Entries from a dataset
+++

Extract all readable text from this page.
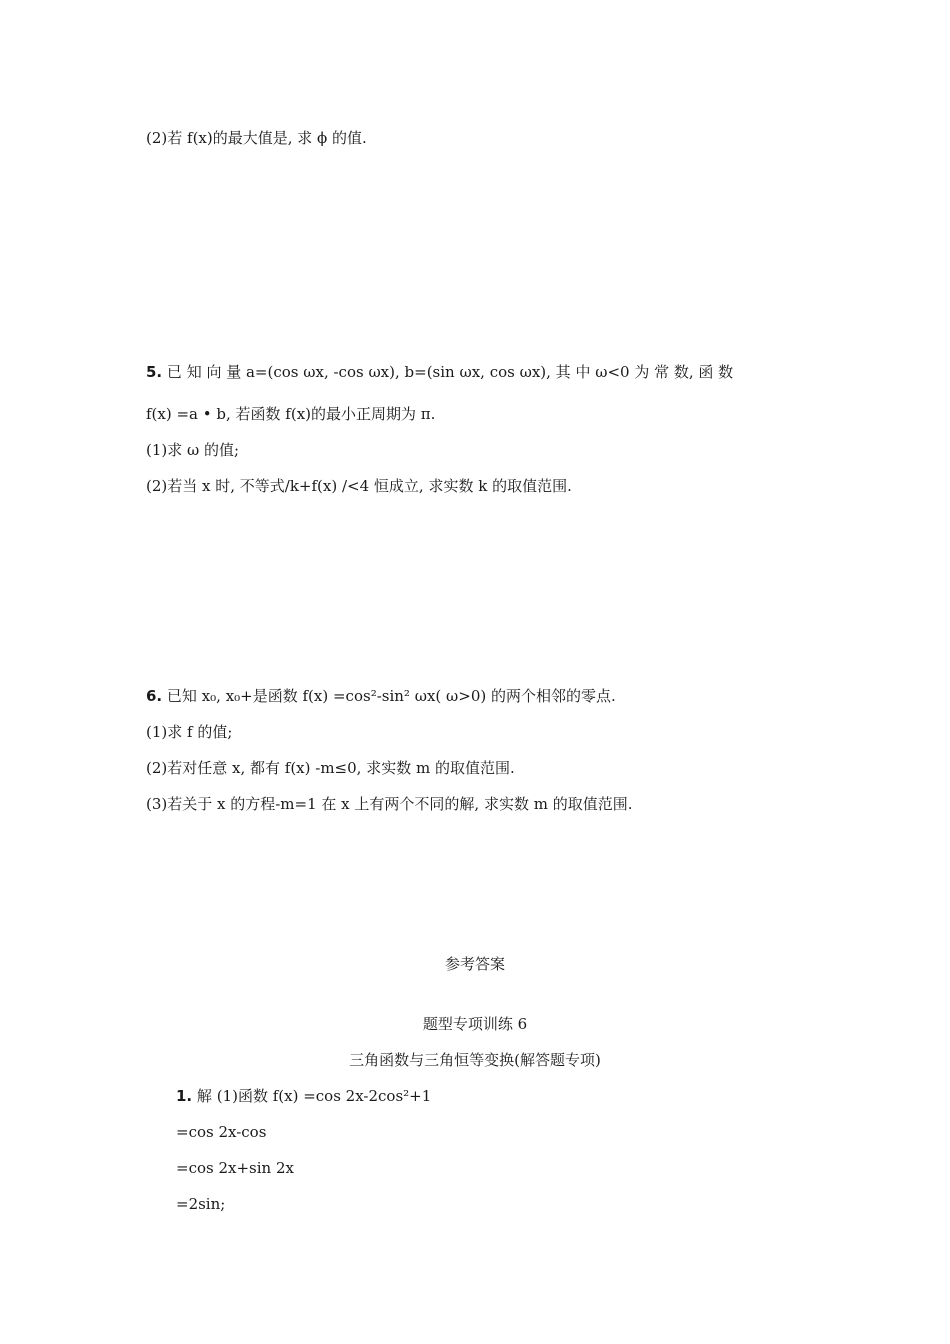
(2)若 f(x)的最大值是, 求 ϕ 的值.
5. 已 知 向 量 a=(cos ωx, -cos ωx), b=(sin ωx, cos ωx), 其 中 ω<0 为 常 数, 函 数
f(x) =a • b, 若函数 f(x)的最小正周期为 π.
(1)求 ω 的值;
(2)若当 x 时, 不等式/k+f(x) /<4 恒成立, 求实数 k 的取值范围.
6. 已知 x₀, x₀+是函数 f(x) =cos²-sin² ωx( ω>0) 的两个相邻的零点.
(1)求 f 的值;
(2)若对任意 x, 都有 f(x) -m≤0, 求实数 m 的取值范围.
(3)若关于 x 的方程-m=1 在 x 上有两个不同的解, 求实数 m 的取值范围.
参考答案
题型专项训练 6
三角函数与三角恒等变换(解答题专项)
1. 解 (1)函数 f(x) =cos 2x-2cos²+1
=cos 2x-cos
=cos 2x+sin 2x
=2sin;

+++

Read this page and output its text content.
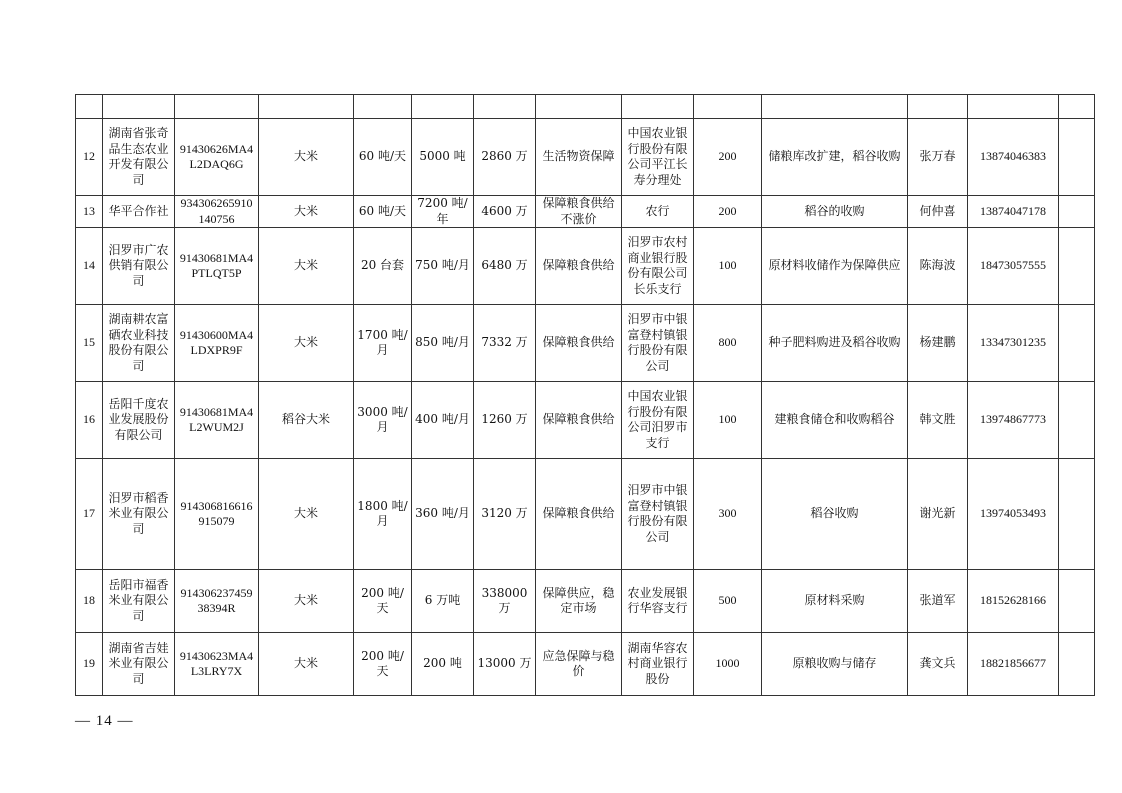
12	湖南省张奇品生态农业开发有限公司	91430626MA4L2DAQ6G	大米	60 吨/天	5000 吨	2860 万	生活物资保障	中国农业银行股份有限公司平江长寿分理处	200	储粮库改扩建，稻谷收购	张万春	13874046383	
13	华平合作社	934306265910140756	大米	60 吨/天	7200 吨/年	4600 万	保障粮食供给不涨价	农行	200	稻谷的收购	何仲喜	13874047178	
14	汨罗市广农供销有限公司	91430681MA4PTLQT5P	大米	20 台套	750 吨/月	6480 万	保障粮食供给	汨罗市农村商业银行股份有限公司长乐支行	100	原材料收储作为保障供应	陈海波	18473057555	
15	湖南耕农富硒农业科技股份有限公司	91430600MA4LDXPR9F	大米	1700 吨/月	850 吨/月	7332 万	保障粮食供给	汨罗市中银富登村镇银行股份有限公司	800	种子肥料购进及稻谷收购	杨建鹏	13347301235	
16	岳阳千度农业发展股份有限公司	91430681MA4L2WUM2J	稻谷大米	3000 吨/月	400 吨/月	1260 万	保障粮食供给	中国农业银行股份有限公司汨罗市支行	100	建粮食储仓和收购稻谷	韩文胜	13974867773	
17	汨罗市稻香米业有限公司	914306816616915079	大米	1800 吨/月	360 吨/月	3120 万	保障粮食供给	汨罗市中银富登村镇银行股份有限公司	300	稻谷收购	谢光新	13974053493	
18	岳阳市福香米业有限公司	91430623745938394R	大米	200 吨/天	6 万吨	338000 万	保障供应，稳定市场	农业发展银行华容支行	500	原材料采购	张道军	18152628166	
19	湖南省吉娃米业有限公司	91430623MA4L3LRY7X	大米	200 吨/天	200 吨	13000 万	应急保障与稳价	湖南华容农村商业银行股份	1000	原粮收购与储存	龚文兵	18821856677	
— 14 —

+++

• [What is required]:
Identify the lines of the entries containing the string "this". Copy each such line.

• [Solved exercise]:
Extract all readable text from this page.
Read this page and output its text content.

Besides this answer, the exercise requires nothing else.